==== Available data ====
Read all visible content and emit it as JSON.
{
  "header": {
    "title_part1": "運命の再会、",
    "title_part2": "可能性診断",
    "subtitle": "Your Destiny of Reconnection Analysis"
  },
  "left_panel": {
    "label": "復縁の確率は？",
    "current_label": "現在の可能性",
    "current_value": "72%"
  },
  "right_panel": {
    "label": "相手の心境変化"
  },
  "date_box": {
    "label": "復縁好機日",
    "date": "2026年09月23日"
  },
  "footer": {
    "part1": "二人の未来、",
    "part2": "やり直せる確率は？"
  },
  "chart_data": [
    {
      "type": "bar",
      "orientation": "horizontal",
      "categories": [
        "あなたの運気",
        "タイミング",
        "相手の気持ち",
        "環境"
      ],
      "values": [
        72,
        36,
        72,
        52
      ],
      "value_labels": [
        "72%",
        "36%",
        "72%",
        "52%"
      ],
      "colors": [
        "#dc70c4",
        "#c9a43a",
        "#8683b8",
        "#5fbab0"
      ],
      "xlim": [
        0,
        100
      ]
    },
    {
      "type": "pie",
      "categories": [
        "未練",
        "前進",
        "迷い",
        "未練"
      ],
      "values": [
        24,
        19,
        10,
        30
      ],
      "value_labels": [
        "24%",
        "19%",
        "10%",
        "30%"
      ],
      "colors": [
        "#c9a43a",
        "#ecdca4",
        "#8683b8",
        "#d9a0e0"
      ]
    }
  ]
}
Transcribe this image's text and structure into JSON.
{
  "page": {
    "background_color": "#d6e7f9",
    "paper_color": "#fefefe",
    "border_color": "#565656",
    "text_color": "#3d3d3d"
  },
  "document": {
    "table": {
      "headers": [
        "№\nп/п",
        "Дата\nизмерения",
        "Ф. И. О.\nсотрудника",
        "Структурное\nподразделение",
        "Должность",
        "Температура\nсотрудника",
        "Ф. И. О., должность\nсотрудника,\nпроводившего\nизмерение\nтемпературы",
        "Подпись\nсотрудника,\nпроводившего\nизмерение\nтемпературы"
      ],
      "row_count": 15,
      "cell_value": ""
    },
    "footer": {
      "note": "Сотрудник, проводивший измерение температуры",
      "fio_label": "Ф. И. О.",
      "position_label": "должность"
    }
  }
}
====
Exercise instructions
Take the lines above from the one holding "Transcribe this image's" to the last and output them exactly.

Result of the task
Transcribe this image's text and structure into JSON.
{
  "page": {
    "background_color": "#d6e7f9",
    "paper_color": "#fefefe",
    "border_color": "#565656",
    "text_color": "#3d3d3d"
  },
  "document": {
    "table": {
      "headers": [
        "№\nп/п",
        "Дата\nизмерения",
        "Ф. И. О.\nсотрудника",
        "Структурное\nподразделение",
        "Должность",
        "Температура\nсотрудника",
        "Ф. И. О., должность\nсотрудника,\nпроводившего\nизмерение\nтемпературы",
        "Подпись\nсотрудника,\nпроводившего\nизмерение\nтемпературы"
      ],
      "row_count": 15,
      "cell_value": ""
    },
    "footer": {
      "note": "Сотрудник, проводивший измерение температуры",
      "fio_label": "Ф. И. О.",
      "position_label": "должность"
    }
  }
}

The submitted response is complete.